INPUT MATERIAL:
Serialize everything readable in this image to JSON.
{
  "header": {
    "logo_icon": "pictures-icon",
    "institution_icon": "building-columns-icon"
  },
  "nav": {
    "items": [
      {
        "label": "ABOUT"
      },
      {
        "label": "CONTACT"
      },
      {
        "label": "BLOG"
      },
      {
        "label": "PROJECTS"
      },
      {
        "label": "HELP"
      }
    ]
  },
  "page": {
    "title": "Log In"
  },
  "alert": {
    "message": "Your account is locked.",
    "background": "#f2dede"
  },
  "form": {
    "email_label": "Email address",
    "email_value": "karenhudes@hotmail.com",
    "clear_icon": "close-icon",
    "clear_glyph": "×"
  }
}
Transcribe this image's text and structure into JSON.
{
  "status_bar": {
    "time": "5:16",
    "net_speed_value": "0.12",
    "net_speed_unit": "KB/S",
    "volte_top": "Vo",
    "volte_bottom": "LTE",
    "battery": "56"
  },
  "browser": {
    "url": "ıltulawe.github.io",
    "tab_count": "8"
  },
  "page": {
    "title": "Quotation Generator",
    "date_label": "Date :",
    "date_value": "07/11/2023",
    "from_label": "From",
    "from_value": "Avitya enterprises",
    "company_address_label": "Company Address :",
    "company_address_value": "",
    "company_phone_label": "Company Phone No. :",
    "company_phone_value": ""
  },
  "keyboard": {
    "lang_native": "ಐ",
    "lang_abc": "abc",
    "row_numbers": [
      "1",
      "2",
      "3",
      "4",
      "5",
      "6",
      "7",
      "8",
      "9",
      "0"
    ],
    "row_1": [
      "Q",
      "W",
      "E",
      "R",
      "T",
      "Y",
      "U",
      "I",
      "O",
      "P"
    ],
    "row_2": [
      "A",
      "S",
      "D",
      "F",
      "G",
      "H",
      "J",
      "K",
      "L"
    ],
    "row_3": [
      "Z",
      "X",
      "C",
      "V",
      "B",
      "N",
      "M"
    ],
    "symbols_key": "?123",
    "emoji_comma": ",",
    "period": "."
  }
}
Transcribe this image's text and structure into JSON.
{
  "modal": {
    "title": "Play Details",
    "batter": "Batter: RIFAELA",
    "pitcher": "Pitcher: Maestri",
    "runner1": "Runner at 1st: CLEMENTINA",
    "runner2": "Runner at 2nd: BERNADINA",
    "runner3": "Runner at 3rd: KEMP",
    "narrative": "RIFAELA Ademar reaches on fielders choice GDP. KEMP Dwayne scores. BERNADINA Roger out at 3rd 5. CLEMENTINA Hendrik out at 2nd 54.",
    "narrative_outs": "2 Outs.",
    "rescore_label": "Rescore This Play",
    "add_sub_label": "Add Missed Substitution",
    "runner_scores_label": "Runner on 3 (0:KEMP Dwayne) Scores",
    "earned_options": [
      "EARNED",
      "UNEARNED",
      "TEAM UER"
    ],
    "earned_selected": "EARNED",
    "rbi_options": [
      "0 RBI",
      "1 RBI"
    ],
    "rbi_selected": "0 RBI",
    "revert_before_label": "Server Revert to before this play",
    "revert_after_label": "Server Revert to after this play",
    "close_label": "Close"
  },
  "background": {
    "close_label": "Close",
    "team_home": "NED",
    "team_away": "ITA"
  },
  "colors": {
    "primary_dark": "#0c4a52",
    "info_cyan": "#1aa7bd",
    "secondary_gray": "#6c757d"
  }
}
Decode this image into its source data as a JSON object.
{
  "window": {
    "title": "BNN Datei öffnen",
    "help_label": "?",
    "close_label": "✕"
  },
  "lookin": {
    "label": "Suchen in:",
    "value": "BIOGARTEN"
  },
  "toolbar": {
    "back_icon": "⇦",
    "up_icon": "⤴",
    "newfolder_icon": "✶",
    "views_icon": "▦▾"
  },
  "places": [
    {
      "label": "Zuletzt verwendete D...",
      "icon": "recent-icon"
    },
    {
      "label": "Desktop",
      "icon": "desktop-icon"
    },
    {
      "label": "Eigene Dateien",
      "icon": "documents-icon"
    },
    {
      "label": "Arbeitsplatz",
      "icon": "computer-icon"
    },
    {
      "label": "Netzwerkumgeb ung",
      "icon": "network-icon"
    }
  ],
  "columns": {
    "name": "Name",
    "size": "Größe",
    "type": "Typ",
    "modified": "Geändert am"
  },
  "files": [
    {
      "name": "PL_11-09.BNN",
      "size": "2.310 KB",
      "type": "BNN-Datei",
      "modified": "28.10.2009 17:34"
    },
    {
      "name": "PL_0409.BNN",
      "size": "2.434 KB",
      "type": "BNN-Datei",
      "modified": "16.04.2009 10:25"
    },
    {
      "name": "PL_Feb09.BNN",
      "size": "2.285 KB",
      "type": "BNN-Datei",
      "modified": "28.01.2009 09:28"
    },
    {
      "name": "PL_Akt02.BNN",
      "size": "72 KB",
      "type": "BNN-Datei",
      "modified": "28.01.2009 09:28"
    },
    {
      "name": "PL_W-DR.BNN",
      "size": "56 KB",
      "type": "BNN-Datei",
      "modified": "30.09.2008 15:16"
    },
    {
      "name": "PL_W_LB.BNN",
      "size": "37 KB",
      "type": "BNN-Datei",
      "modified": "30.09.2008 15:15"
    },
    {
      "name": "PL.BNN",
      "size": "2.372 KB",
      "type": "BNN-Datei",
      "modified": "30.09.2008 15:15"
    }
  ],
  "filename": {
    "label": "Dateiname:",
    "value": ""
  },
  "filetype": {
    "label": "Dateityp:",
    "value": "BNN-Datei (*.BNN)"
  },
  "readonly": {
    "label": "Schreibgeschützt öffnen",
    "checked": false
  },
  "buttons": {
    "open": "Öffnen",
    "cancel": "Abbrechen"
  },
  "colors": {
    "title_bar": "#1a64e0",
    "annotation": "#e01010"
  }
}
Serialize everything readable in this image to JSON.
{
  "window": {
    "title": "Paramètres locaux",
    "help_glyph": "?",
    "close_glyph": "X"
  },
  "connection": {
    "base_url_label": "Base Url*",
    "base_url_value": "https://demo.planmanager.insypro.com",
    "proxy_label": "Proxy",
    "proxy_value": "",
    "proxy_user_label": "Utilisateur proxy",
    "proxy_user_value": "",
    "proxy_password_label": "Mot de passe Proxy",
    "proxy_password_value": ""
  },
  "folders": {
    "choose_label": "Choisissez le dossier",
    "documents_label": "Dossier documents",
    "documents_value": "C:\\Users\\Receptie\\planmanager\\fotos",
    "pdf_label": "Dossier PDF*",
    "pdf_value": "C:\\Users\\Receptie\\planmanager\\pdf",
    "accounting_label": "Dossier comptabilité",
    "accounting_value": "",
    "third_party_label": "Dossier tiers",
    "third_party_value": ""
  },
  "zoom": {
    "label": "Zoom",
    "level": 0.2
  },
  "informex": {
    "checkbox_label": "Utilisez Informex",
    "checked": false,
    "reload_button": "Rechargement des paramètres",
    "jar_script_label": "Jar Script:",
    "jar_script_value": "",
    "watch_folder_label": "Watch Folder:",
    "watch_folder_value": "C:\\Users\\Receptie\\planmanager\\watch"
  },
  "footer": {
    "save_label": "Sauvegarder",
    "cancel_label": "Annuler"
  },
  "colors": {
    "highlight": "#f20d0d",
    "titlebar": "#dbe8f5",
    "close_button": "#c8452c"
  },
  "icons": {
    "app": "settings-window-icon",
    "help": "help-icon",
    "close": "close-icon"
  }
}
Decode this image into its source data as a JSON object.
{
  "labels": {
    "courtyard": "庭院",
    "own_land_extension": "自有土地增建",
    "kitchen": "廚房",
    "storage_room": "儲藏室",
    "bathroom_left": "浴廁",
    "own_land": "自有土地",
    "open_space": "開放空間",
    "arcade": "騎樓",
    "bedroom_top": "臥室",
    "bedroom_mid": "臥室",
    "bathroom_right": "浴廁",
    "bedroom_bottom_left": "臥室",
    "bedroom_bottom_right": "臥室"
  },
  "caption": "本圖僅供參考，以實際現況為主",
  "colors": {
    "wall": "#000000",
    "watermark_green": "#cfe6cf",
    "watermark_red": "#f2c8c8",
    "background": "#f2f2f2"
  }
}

BRIEF: Please list every line of the records that contains "planmanager".

OUTPUT:
    "base_url_value": "https://demo.planmanager.insypro.com",
    "documents_value": "C:\\Users\\Receptie\\planmanager\\fotos",
    "pdf_value": "C:\\Users\\Receptie\\planmanager\\pdf",
    "watch_folder_value": "C:\\Users\\Receptie\\planmanager\\watch"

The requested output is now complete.